◆ The input ◆

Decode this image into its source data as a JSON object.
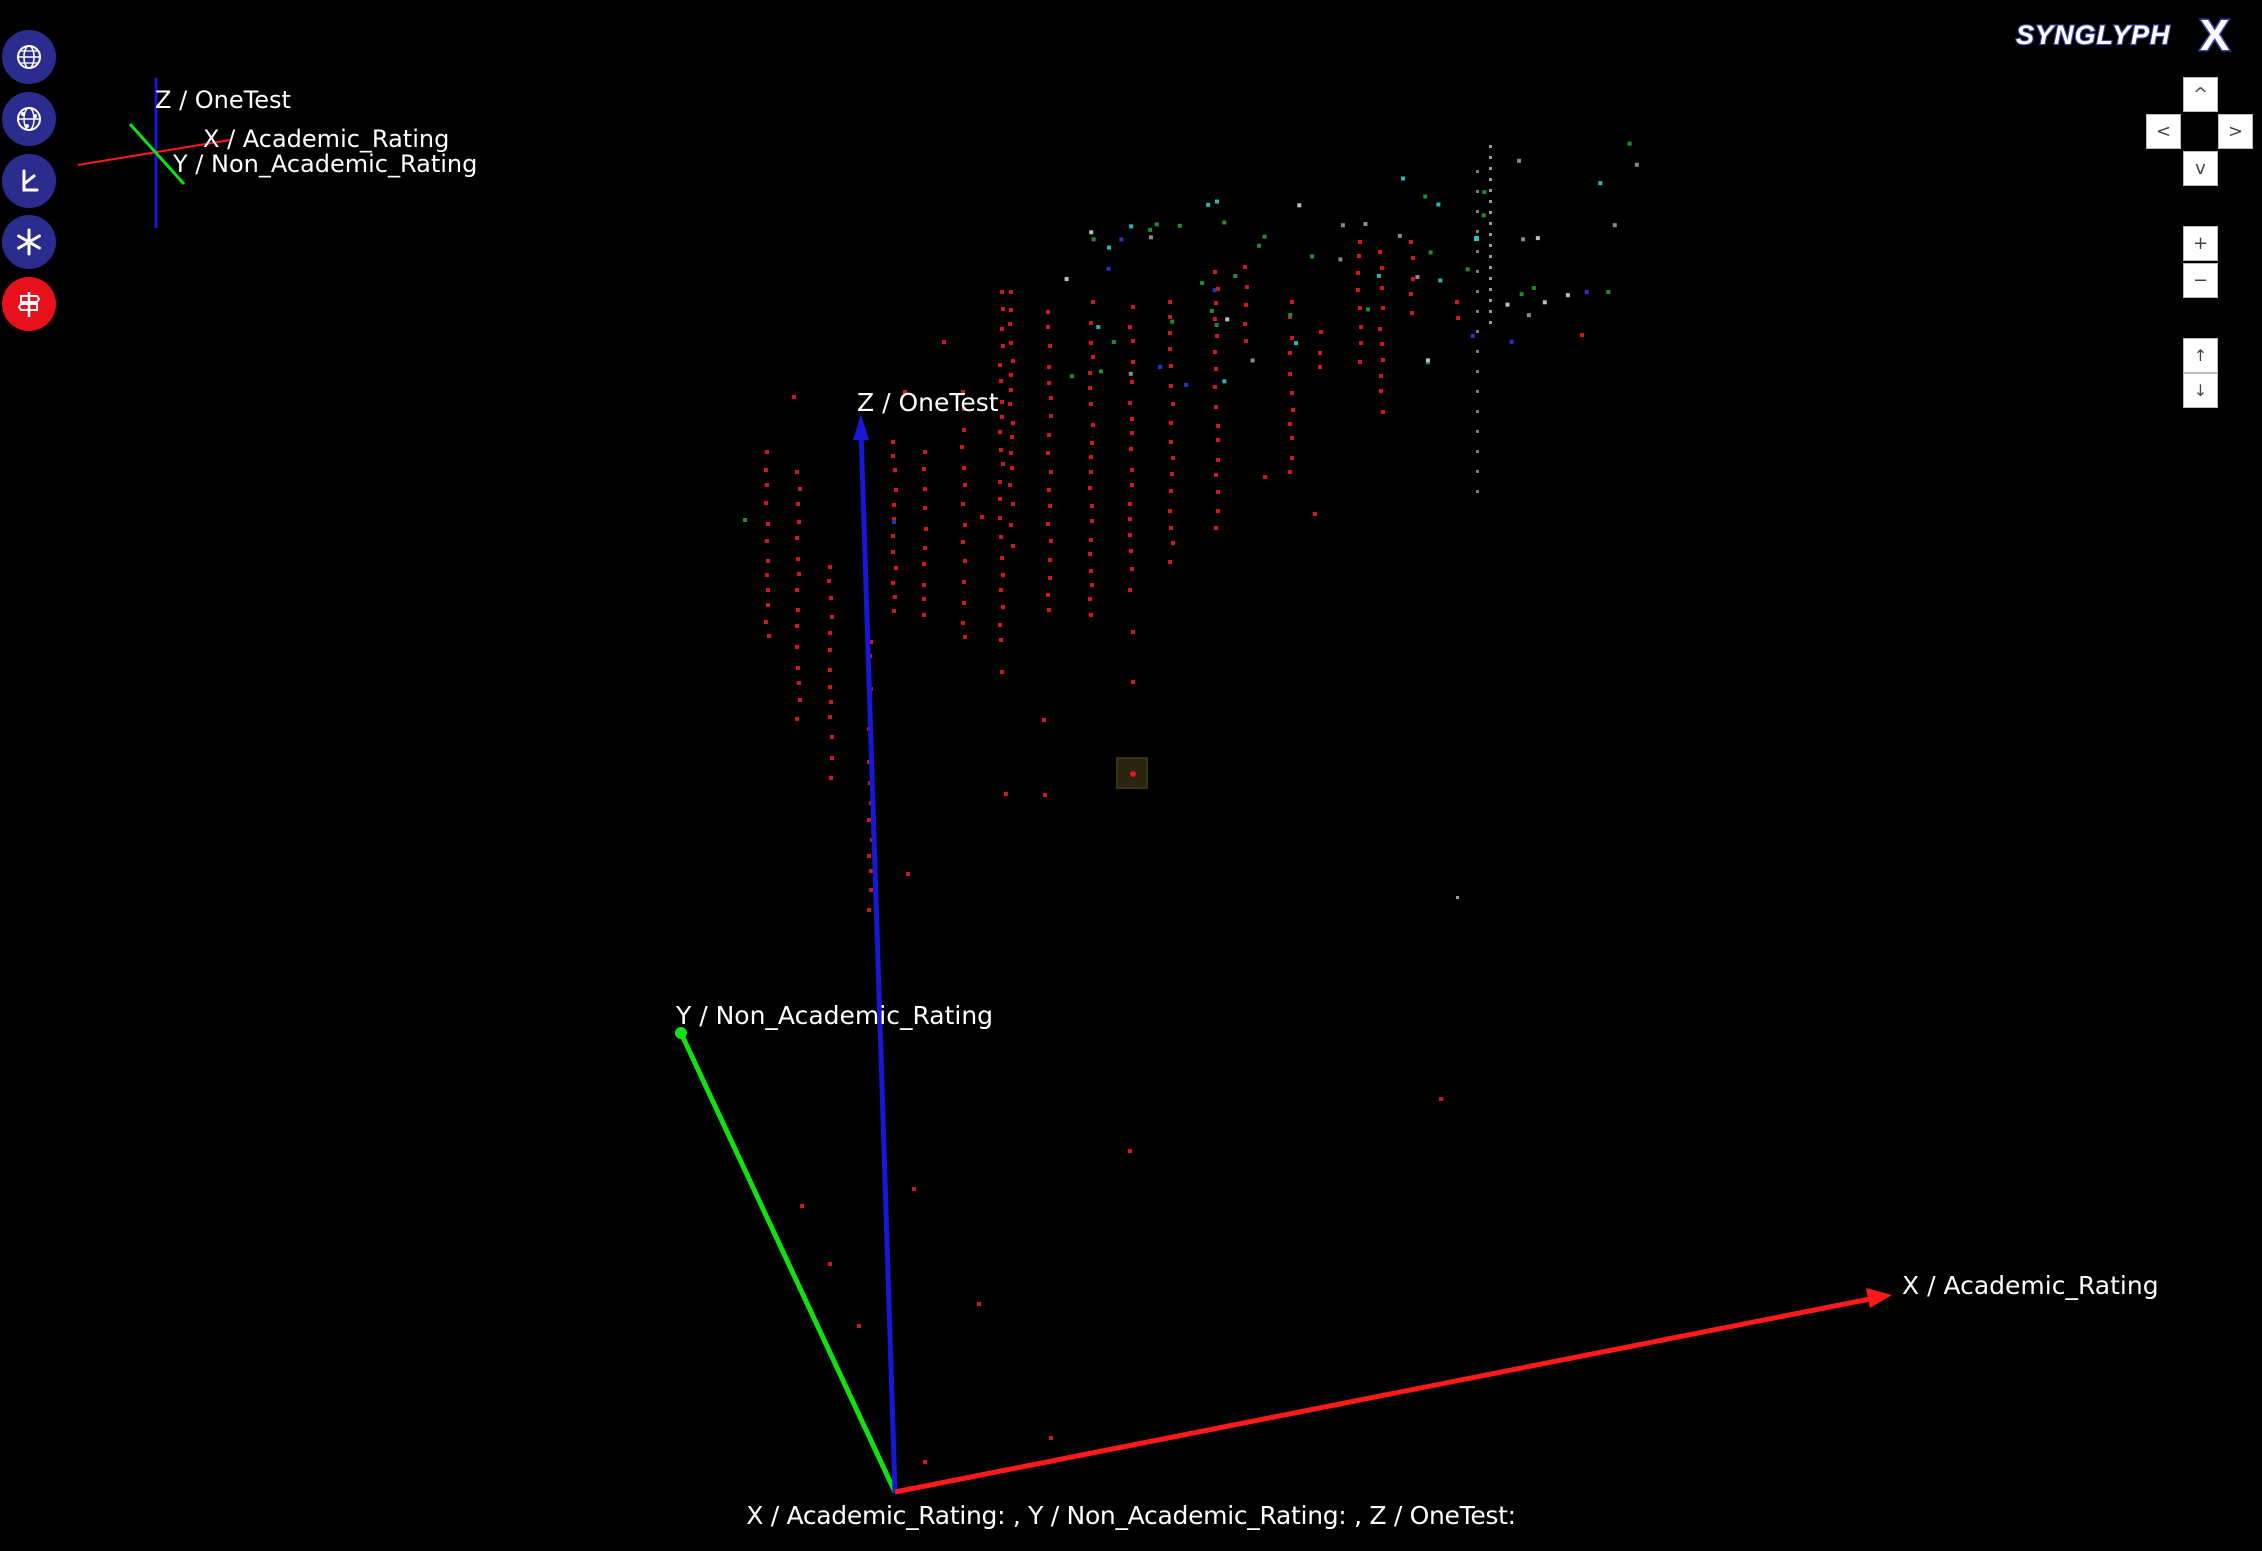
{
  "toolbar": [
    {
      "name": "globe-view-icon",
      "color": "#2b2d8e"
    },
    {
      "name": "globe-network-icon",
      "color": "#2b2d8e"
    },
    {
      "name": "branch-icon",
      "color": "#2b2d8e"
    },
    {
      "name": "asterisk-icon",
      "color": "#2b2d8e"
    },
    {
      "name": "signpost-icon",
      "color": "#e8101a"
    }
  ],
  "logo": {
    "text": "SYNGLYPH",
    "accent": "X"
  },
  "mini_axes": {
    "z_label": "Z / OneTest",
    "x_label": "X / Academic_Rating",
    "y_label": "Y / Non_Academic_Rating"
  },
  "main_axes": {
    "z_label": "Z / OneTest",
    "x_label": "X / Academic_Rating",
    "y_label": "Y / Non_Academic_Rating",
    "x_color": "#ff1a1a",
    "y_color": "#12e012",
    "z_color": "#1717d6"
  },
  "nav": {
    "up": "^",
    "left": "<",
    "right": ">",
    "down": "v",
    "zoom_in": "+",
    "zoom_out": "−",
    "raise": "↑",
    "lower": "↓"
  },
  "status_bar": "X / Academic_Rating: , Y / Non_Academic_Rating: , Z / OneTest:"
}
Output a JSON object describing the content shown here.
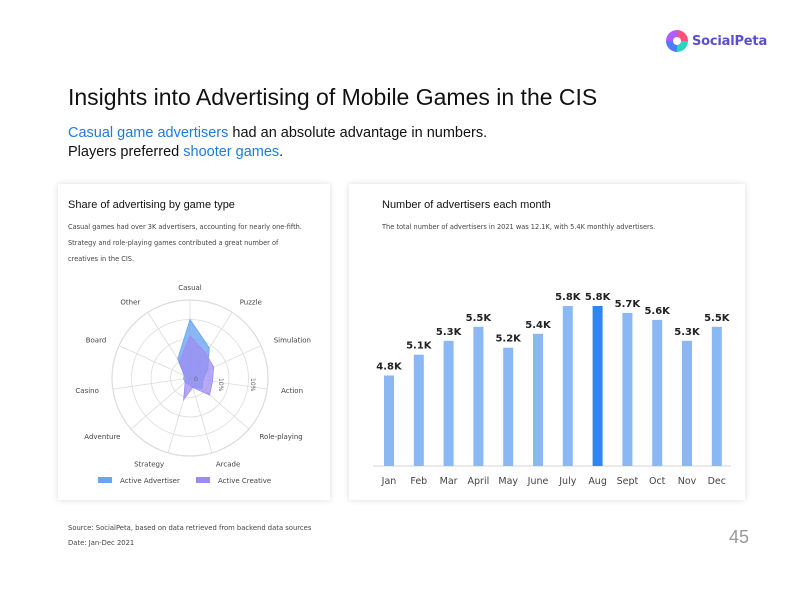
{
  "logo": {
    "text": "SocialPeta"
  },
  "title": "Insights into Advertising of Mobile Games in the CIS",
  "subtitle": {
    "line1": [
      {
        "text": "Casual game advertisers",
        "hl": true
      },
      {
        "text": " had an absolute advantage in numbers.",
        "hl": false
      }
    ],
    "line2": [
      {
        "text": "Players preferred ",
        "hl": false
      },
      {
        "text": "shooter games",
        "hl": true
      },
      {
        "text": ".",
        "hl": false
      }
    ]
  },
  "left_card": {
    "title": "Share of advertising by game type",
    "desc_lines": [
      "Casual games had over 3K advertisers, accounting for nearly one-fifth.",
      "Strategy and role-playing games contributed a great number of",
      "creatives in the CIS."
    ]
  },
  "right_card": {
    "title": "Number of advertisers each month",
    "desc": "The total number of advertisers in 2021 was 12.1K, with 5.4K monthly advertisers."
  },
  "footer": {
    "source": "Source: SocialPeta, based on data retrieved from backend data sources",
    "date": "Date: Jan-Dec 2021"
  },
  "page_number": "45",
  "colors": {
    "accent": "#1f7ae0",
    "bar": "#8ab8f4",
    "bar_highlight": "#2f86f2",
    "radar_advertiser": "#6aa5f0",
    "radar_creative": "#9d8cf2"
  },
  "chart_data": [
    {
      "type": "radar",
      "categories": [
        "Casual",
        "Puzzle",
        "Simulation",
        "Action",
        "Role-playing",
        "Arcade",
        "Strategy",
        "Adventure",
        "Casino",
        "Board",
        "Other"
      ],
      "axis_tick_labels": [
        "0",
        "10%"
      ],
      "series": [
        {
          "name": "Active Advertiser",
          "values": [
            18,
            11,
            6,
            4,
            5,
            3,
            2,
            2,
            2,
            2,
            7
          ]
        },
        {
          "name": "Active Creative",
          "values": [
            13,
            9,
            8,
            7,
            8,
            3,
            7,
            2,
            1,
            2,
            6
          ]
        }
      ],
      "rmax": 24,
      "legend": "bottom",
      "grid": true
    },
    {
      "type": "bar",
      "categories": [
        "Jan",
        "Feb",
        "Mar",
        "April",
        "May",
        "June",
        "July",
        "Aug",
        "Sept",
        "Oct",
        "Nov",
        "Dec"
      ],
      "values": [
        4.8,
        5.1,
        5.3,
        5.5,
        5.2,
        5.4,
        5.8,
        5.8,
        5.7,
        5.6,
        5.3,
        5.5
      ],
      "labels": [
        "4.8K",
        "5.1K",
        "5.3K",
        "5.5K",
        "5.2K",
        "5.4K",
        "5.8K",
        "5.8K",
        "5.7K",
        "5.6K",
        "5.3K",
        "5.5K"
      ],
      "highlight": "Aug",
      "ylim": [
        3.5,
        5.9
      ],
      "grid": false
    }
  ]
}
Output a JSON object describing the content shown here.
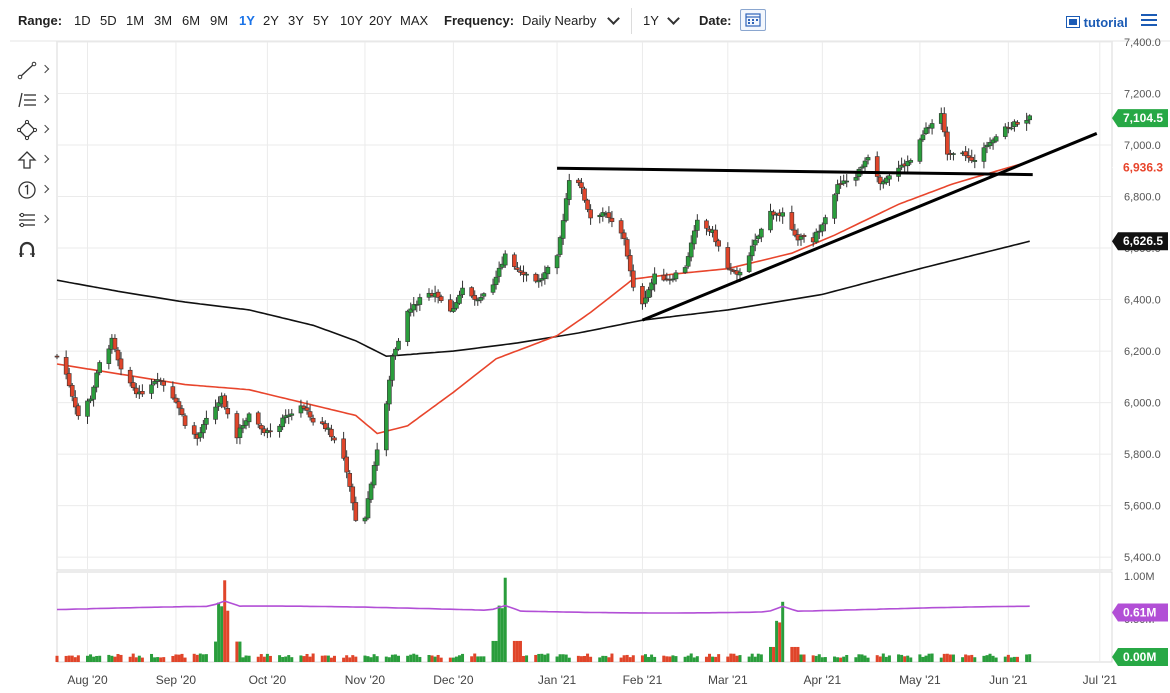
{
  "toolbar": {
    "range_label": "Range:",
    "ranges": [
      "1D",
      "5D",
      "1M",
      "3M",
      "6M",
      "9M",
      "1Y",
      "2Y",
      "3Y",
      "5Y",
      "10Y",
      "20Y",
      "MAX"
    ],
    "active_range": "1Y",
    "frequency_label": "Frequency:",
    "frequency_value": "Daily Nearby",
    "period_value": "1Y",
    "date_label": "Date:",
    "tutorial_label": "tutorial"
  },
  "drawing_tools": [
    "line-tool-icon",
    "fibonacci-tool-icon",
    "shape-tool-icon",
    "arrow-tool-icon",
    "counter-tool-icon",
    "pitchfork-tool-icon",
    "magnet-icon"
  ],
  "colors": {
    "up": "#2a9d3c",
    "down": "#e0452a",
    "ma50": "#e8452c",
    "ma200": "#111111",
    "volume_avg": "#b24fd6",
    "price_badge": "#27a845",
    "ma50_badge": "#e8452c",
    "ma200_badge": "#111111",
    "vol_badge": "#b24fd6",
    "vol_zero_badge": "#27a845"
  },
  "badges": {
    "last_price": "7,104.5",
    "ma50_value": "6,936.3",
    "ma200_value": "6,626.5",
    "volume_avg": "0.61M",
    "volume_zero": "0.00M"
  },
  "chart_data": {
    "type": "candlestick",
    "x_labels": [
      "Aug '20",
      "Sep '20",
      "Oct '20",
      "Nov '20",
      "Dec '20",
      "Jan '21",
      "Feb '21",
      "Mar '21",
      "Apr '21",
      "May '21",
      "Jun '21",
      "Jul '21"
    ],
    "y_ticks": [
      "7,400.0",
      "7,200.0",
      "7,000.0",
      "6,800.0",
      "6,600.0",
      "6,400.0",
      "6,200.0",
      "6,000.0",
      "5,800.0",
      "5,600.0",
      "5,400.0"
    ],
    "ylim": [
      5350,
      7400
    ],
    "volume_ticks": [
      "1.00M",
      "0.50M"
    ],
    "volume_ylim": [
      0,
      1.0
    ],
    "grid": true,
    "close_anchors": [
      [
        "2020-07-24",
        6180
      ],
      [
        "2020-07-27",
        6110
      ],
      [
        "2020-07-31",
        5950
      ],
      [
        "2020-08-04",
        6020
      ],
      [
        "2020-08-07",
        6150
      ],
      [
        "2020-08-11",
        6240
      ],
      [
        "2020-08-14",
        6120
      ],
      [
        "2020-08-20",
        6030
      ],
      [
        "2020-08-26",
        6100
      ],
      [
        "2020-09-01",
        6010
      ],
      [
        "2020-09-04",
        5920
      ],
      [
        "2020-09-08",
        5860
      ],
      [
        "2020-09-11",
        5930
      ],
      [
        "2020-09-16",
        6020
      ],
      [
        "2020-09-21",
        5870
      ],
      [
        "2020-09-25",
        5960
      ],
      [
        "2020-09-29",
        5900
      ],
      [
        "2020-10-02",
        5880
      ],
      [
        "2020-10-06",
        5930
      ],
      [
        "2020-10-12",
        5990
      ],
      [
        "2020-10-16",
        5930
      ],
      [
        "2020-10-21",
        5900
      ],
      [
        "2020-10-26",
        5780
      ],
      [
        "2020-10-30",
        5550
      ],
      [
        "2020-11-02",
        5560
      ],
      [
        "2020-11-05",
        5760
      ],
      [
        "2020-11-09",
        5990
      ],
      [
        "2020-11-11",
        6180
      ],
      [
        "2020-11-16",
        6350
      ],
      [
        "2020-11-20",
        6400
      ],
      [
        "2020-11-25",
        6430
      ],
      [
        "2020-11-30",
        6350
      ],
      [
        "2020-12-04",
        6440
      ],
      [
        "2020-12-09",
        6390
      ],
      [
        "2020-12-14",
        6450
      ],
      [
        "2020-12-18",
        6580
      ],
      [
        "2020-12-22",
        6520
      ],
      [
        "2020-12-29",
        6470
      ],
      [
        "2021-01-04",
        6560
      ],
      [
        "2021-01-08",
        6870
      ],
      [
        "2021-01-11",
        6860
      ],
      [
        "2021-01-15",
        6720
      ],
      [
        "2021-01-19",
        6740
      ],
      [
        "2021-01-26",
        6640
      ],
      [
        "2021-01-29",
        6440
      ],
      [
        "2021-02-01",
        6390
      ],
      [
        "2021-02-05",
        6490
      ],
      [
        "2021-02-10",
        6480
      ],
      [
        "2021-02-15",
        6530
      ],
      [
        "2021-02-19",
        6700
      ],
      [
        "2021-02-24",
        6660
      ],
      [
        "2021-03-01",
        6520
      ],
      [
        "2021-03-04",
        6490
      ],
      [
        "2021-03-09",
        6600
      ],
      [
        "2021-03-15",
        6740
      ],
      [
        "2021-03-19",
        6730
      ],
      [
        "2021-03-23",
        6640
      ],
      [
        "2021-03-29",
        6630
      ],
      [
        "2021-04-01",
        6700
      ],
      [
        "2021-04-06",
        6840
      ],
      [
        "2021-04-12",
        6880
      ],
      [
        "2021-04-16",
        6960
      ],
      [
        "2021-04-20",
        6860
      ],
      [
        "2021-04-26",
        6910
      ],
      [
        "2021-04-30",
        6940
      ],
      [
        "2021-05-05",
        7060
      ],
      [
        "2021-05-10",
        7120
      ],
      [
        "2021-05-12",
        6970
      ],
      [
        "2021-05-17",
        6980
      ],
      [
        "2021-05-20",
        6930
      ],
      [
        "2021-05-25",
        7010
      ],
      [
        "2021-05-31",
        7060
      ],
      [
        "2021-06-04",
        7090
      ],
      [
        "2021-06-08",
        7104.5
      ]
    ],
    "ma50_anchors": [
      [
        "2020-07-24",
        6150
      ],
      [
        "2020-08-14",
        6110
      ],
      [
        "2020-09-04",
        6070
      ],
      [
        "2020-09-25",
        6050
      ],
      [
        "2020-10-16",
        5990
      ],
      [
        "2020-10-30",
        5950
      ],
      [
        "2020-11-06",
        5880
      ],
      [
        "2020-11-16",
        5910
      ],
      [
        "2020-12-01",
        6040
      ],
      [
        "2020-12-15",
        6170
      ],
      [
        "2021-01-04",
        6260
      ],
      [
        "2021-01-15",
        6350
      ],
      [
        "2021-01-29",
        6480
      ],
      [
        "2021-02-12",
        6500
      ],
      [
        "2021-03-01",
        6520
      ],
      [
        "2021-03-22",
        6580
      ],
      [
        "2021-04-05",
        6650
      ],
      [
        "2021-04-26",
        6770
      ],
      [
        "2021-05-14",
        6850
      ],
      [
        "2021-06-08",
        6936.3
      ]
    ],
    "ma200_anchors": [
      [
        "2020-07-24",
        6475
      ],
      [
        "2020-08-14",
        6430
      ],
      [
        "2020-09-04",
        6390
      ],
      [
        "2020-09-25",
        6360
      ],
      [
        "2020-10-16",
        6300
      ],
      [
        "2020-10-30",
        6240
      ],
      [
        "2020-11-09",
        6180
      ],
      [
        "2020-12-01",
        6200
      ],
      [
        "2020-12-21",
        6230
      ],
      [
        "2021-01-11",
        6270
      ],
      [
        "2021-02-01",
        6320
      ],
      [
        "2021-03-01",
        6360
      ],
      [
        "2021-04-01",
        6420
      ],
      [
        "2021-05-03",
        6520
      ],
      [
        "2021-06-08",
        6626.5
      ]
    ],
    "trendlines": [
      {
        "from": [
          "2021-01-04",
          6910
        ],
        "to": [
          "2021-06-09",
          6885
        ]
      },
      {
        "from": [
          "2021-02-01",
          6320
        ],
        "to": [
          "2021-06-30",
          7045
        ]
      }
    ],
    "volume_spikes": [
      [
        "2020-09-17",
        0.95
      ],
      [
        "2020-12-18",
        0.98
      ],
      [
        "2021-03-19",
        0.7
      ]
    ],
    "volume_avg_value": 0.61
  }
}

◆ Work instructions ◆
Count the lines in the records above that contain the word "SocialPeta", and give only the number.

◆ Output for this task ◆
2